■ GIVEN DATA
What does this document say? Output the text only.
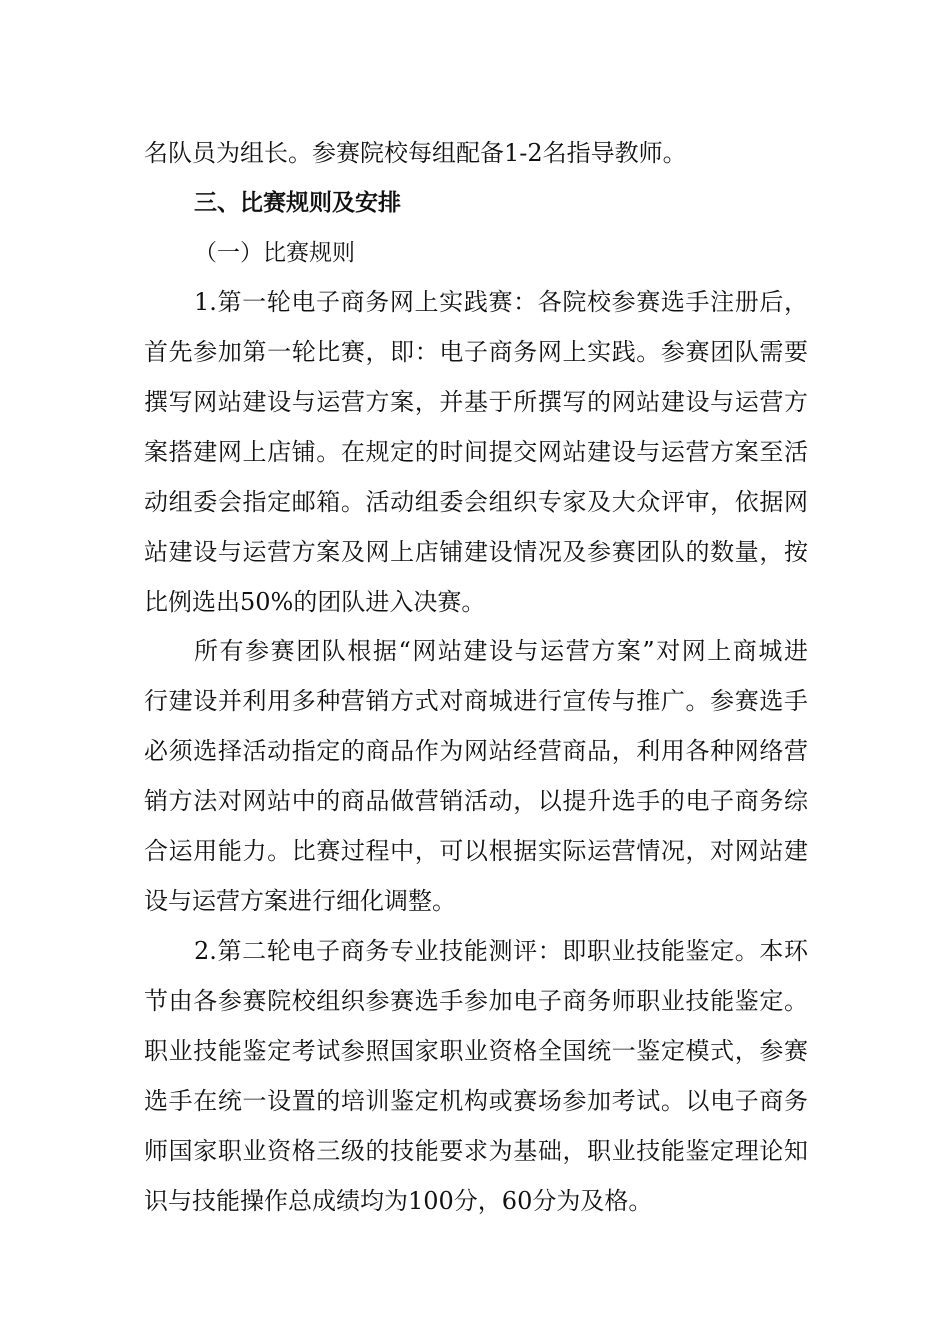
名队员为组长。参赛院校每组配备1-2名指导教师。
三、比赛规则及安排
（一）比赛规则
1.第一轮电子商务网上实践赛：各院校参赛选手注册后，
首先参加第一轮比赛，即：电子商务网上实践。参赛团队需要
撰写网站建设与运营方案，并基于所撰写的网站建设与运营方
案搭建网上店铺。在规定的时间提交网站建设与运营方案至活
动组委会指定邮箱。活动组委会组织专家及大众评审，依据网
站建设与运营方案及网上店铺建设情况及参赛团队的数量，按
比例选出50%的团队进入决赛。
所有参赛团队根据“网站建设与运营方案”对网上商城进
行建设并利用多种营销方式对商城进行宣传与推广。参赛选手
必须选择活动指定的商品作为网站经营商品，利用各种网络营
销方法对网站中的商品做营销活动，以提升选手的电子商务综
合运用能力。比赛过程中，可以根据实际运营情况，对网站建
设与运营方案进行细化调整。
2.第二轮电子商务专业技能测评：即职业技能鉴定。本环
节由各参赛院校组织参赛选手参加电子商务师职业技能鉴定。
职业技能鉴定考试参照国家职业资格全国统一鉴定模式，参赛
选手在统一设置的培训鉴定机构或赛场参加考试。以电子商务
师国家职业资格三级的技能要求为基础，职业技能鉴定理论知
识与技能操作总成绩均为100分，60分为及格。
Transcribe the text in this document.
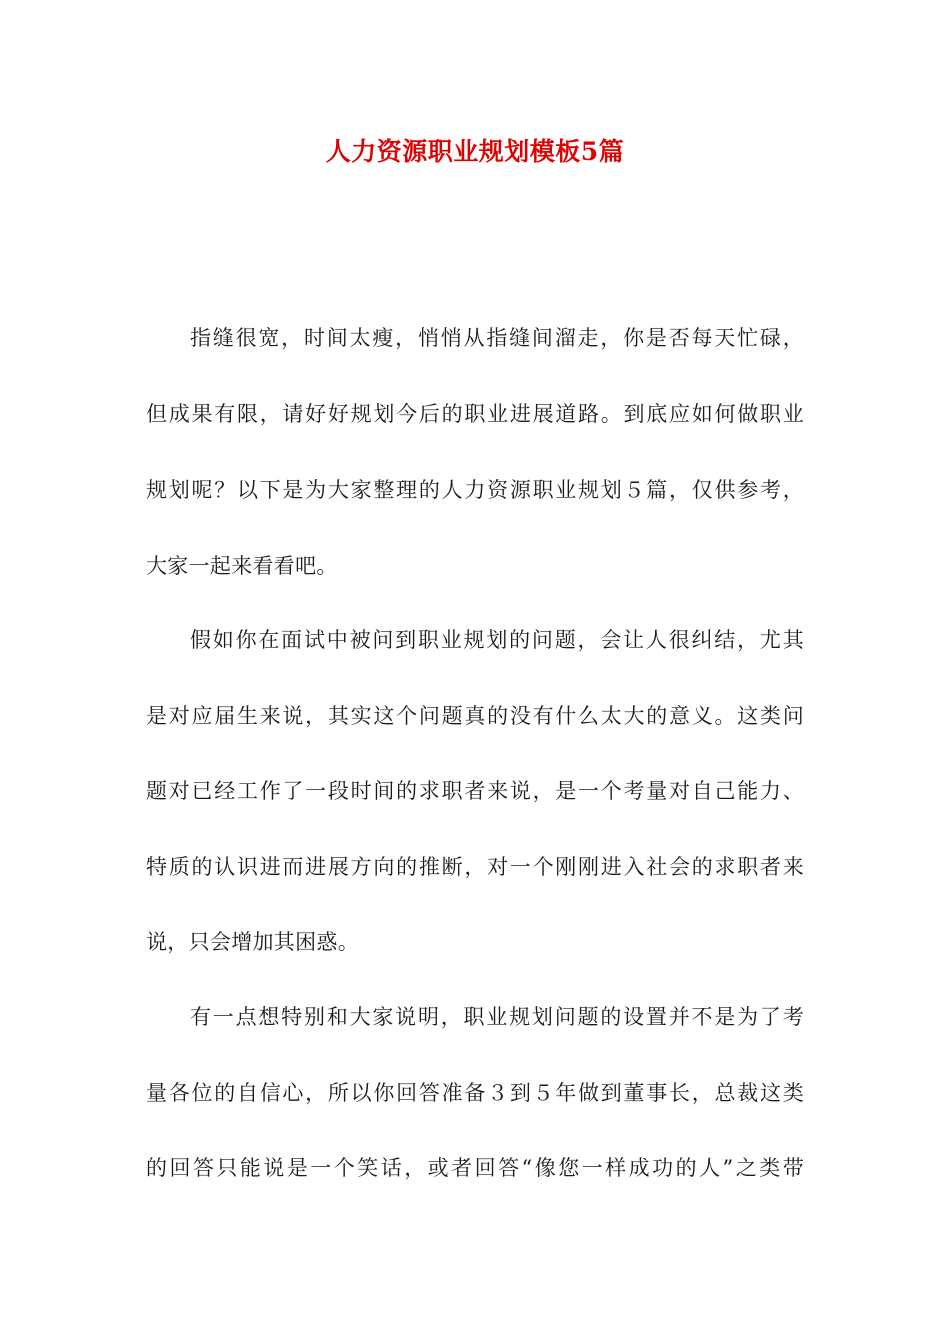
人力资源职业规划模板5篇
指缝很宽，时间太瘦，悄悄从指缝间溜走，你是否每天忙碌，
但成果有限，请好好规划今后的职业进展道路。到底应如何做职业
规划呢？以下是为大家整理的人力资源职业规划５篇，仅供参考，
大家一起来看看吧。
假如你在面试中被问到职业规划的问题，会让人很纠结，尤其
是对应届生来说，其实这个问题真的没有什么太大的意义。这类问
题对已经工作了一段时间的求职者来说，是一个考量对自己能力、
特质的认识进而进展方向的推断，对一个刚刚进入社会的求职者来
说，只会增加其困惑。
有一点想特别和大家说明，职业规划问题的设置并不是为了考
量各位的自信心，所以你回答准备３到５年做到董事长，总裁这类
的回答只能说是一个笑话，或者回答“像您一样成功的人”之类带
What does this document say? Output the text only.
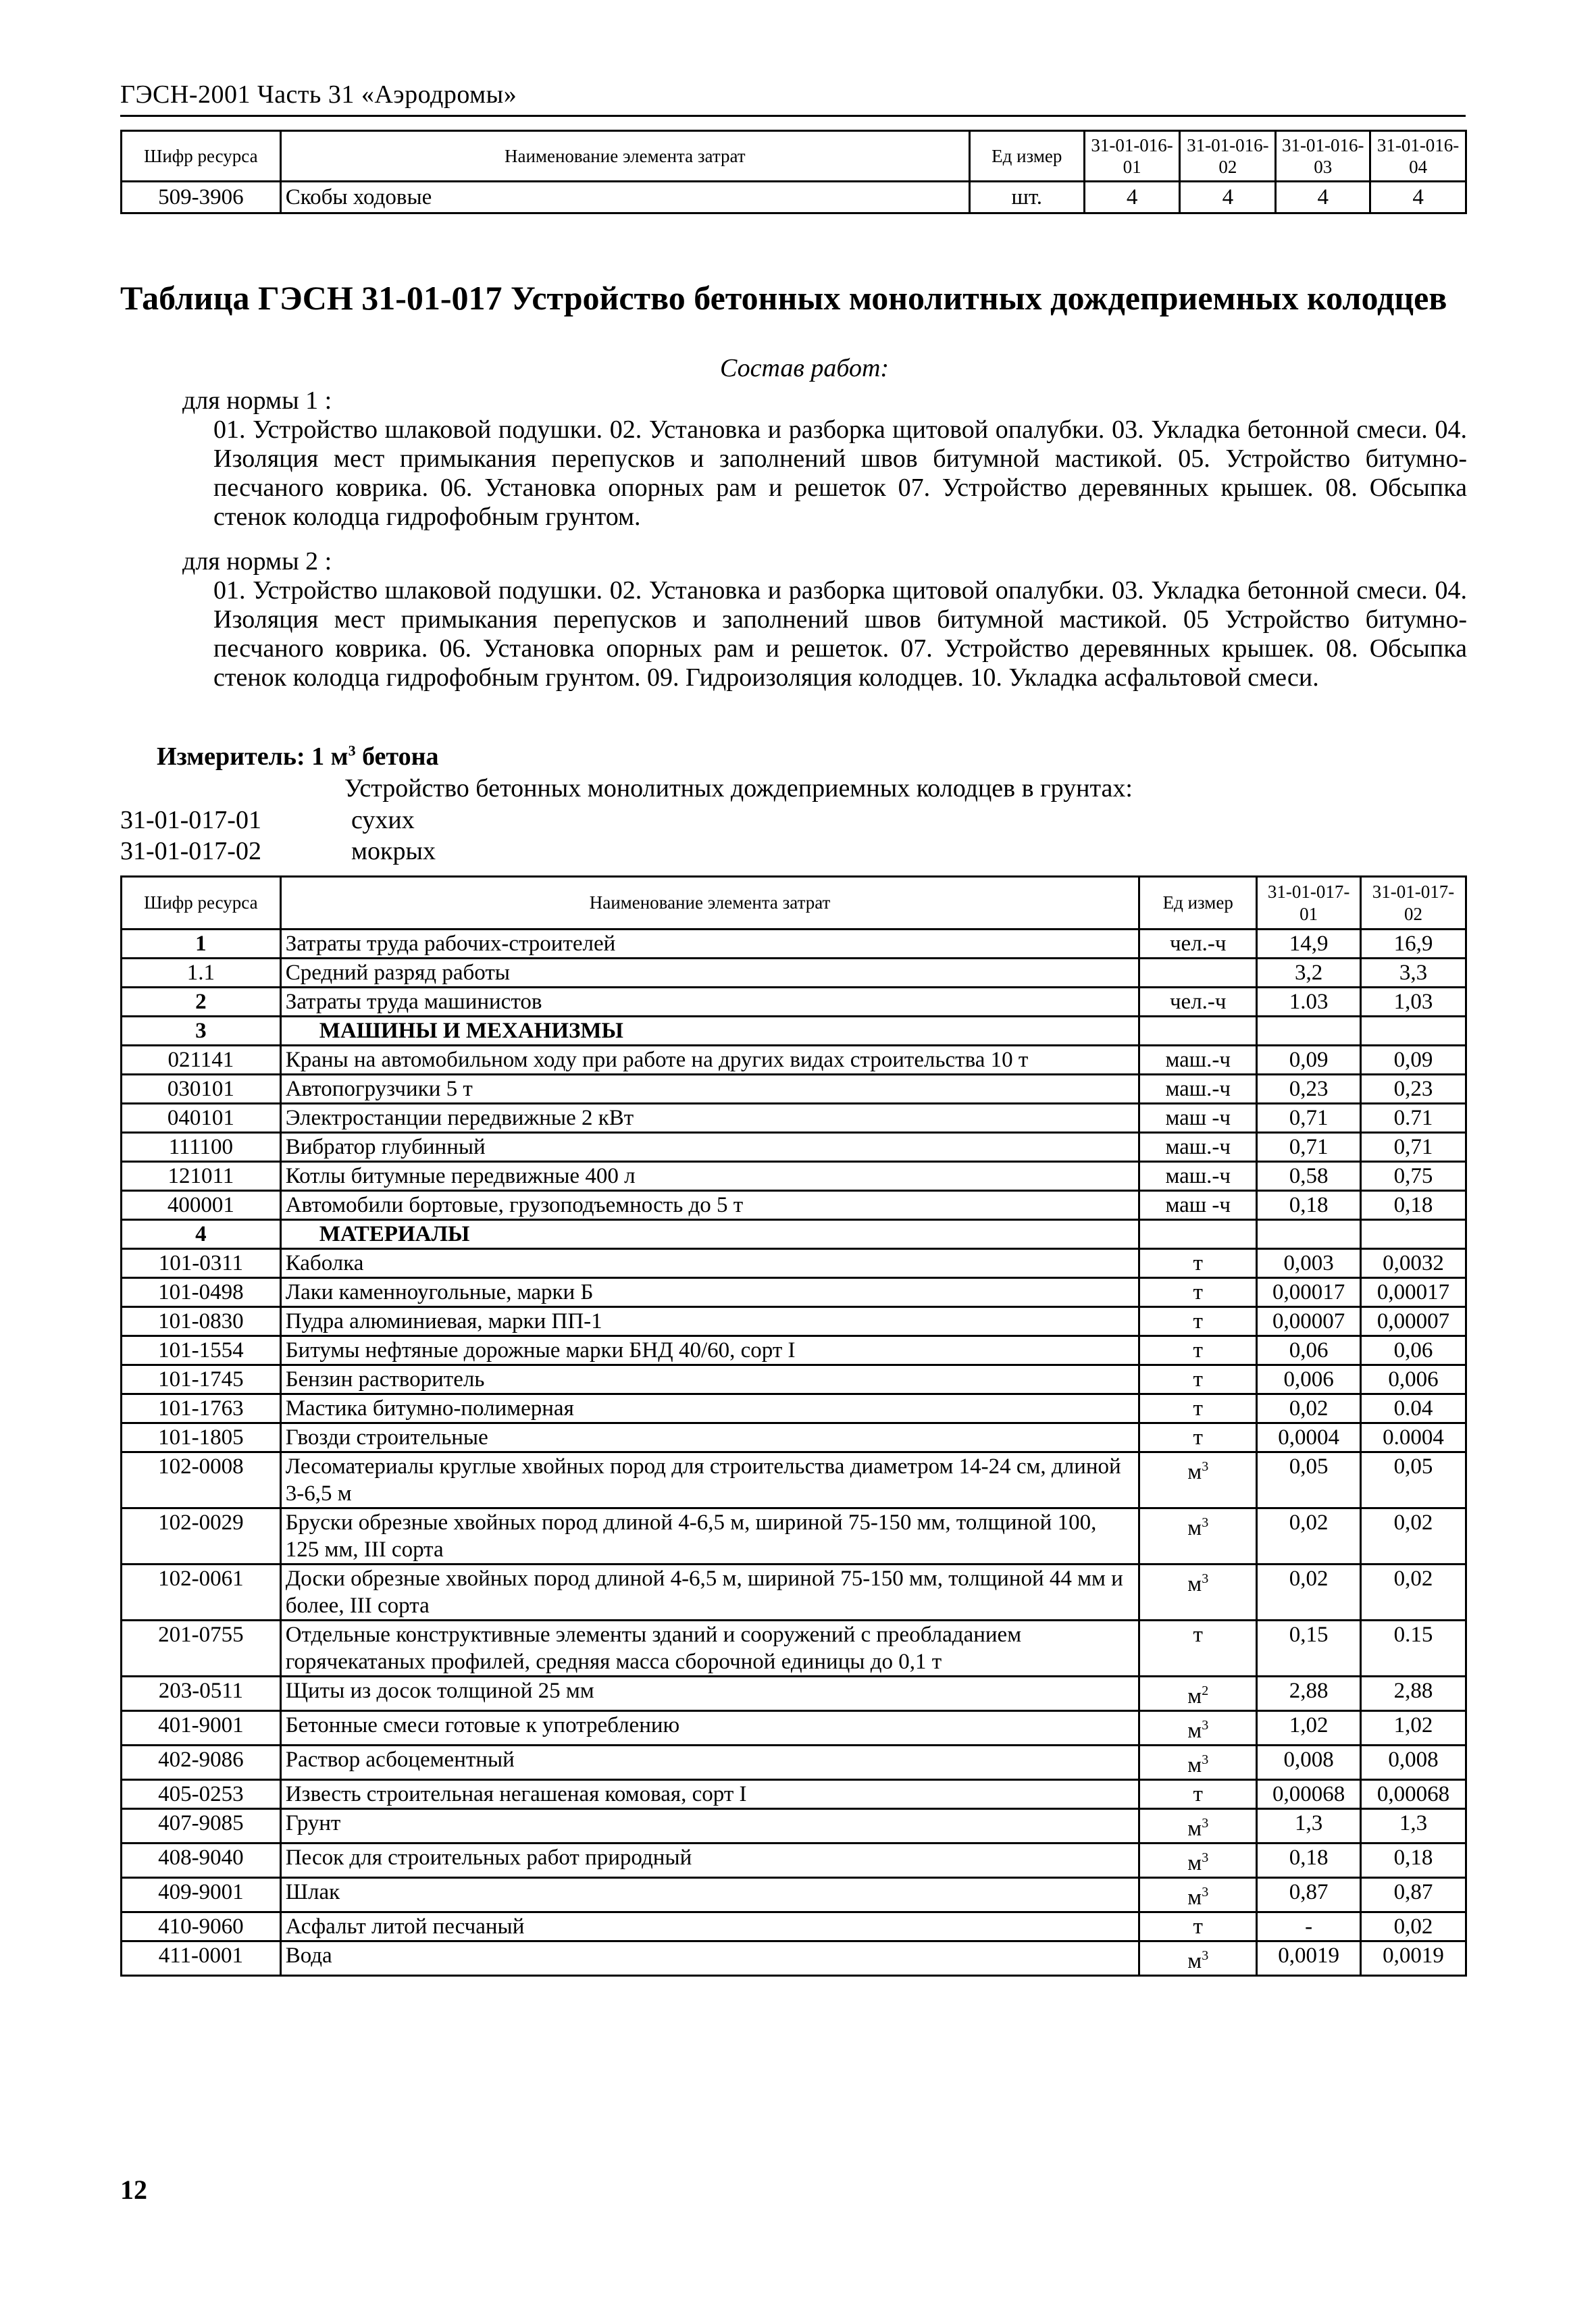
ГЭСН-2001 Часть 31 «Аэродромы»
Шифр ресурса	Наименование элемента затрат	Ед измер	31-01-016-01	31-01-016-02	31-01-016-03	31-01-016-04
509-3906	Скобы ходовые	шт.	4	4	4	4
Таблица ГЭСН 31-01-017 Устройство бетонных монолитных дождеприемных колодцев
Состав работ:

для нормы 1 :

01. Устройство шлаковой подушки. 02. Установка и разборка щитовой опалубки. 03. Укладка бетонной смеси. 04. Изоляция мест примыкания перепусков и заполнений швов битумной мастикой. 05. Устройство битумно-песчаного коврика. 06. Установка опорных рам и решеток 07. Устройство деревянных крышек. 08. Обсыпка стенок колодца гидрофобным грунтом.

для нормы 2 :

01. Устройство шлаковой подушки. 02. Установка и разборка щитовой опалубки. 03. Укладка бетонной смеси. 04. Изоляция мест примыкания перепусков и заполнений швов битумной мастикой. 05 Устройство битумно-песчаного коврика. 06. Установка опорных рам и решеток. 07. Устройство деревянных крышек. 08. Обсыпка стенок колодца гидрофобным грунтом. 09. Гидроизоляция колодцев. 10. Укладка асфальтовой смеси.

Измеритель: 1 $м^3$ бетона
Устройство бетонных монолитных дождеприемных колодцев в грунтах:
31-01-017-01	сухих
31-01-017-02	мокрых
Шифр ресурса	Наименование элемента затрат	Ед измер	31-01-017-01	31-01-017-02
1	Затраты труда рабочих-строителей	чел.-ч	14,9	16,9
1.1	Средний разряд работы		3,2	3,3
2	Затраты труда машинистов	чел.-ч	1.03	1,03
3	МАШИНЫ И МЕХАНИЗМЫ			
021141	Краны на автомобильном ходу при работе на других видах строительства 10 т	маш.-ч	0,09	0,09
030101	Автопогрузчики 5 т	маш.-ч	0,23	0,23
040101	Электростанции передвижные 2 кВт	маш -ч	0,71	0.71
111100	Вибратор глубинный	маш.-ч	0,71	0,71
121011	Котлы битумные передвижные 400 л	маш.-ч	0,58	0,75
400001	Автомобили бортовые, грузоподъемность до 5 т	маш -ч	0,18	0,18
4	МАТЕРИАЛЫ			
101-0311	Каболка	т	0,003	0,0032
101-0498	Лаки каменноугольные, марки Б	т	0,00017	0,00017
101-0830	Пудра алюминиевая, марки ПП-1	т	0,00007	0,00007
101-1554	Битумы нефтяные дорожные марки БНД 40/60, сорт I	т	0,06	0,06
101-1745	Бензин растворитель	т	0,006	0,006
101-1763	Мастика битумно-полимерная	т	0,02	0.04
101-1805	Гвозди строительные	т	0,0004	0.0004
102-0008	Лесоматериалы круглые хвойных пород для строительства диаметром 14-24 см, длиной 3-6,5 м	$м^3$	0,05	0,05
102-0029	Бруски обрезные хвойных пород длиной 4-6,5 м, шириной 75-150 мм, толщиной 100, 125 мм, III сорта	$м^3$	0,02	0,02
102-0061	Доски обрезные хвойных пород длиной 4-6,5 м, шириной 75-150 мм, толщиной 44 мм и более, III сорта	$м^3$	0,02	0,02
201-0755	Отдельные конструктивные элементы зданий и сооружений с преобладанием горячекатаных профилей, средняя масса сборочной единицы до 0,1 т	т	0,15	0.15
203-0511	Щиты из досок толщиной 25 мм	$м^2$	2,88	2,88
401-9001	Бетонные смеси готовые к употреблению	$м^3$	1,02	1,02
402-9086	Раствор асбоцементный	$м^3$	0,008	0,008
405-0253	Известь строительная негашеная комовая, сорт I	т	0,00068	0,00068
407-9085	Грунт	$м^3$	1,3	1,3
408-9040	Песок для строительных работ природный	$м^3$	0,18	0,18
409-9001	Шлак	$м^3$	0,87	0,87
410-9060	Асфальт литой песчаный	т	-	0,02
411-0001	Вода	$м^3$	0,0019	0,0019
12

■ DO THIS
Output the data above without changes, apart from leaving out the pictures.

■ SOLUTION FOR THIS EXERCISE
What does this document say? Output the text only.
名队员为组长。参赛院校每组配备1-2名指导教师。
三、比赛规则及安排
（一）比赛规则
1.第一轮电子商务网上实践赛：各院校参赛选手注册后，
首先参加第一轮比赛，即：电子商务网上实践。参赛团队需要
撰写网站建设与运营方案，并基于所撰写的网站建设与运营方
案搭建网上店铺。在规定的时间提交网站建设与运营方案至活
动组委会指定邮箱。活动组委会组织专家及大众评审，依据网
站建设与运营方案及网上店铺建设情况及参赛团队的数量，按
比例选出50%的团队进入决赛。
所有参赛团队根据“网站建设与运营方案”对网上商城进
行建设并利用多种营销方式对商城进行宣传与推广。参赛选手
必须选择活动指定的商品作为网站经营商品，利用各种网络营
销方法对网站中的商品做营销活动，以提升选手的电子商务综
合运用能力。比赛过程中，可以根据实际运营情况，对网站建
设与运营方案进行细化调整。
2.第二轮电子商务专业技能测评：即职业技能鉴定。本环
节由各参赛院校组织参赛选手参加电子商务师职业技能鉴定。
职业技能鉴定考试参照国家职业资格全国统一鉴定模式，参赛
选手在统一设置的培训鉴定机构或赛场参加考试。以电子商务
师国家职业资格三级的技能要求为基础，职业技能鉴定理论知
识与技能操作总成绩均为100分，60分为及格。
Transcribe the text in this document.
人力资源职业规划模板5篇
指缝很宽，时间太瘦，悄悄从指缝间溜走，你是否每天忙碌，
但成果有限，请好好规划今后的职业进展道路。到底应如何做职业
规划呢？以下是为大家整理的人力资源职业规划５篇，仅供参考，
大家一起来看看吧。
假如你在面试中被问到职业规划的问题，会让人很纠结，尤其
是对应届生来说，其实这个问题真的没有什么太大的意义。这类问
题对已经工作了一段时间的求职者来说，是一个考量对自己能力、
特质的认识进而进展方向的推断，对一个刚刚进入社会的求职者来
说，只会增加其困惑。
有一点想特别和大家说明，职业规划问题的设置并不是为了考
量各位的自信心，所以你回答准备３到５年做到董事长，总裁这类
的回答只能说是一个笑话，或者回答“像您一样成功的人”之类带
What does this document say? Output the text only.
ГЭСН-2001 Часть 31 «Аэродромы»
Шифр ресурса	Наименование элемента затрат	Ед измер	31-01-016-01	31-01-016-02	31-01-016-03	31-01-016-04
509-3906	Скобы ходовые	шт.	4	4	4	4
Таблица ГЭСН 31-01-017 Устройство бетонных монолитных дождеприемных колодцев
Состав работ:

для нормы 1 :

01. Устройство шлаковой подушки. 02. Установка и разборка щитовой опалубки. 03. Укладка бетонной смеси. 04. Изоляция мест примыкания перепусков и заполнений швов битумной мастикой. 05. Устройство битумно-песчаного коврика. 06. Установка опорных рам и решеток 07. Устройство деревянных крышек. 08. Обсыпка стенок колодца гидрофобным грунтом.

для нормы 2 :

01. Устройство шлаковой подушки. 02. Установка и разборка щитовой опалубки. 03. Укладка бетонной смеси. 04. Изоляция мест примыкания перепусков и заполнений швов битумной мастикой. 05 Устройство битумно-песчаного коврика. 06. Установка опорных рам и решеток. 07. Устройство деревянных крышек. 08. Обсыпка стенок колодца гидрофобным грунтом. 09. Гидроизоляция колодцев. 10. Укладка асфальтовой смеси.

Измеритель: 1 $м^3$ бетона
Устройство бетонных монолитных дождеприемных колодцев в грунтах:
31-01-017-01	сухих
31-01-017-02	мокрых
Шифр ресурса	Наименование элемента затрат	Ед измер	31-01-017-01	31-01-017-02
1	Затраты труда рабочих-строителей	чел.-ч	14,9	16,9
1.1	Средний разряд работы		3,2	3,3
2	Затраты труда машинистов	чел.-ч	1.03	1,03
3	МАШИНЫ И МЕХАНИЗМЫ			
021141	Краны на автомобильном ходу при работе на других видах строительства 10 т	маш.-ч	0,09	0,09
030101	Автопогрузчики 5 т	маш.-ч	0,23	0,23
040101	Электростанции передвижные 2 кВт	маш -ч	0,71	0.71
111100	Вибратор глубинный	маш.-ч	0,71	0,71
121011	Котлы битумные передвижные 400 л	маш.-ч	0,58	0,75
400001	Автомобили бортовые, грузоподъемность до 5 т	маш -ч	0,18	0,18
4	МАТЕРИАЛЫ			
101-0311	Каболка	т	0,003	0,0032
101-0498	Лаки каменноугольные, марки Б	т	0,00017	0,00017
101-0830	Пудра алюминиевая, марки ПП-1	т	0,00007	0,00007
101-1554	Битумы нефтяные дорожные марки БНД 40/60, сорт I	т	0,06	0,06
101-1745	Бензин растворитель	т	0,006	0,006
101-1763	Мастика битумно-полимерная	т	0,02	0.04
101-1805	Гвозди строительные	т	0,0004	0.0004
102-0008	Лесоматериалы круглые хвойных пород для строительства диаметром 14-24 см, длиной 3-6,5 м	$м^3$	0,05	0,05
102-0029	Бруски обрезные хвойных пород длиной 4-6,5 м, шириной 75-150 мм, толщиной 100, 125 мм, III сорта	$м^3$	0,02	0,02
102-0061	Доски обрезные хвойных пород длиной 4-6,5 м, шириной 75-150 мм, толщиной 44 мм и более, III сорта	$м^3$	0,02	0,02
201-0755	Отдельные конструктивные элементы зданий и сооружений с преобладанием горячекатаных профилей, средняя масса сборочной единицы до 0,1 т	т	0,15	0.15
203-0511	Щиты из досок толщиной 25 мм	$м^2$	2,88	2,88
401-9001	Бетонные смеси готовые к употреблению	$м^3$	1,02	1,02
402-9086	Раствор асбоцементный	$м^3$	0,008	0,008
405-0253	Известь строительная негашеная комовая, сорт I	т	0,00068	0,00068
407-9085	Грунт	$м^3$	1,3	1,3
408-9040	Песок для строительных работ природный	$м^3$	0,18	0,18
409-9001	Шлак	$м^3$	0,87	0,87
410-9060	Асфальт литой песчаный	т	-	0,02
411-0001	Вода	$м^3$	0,0019	0,0019
12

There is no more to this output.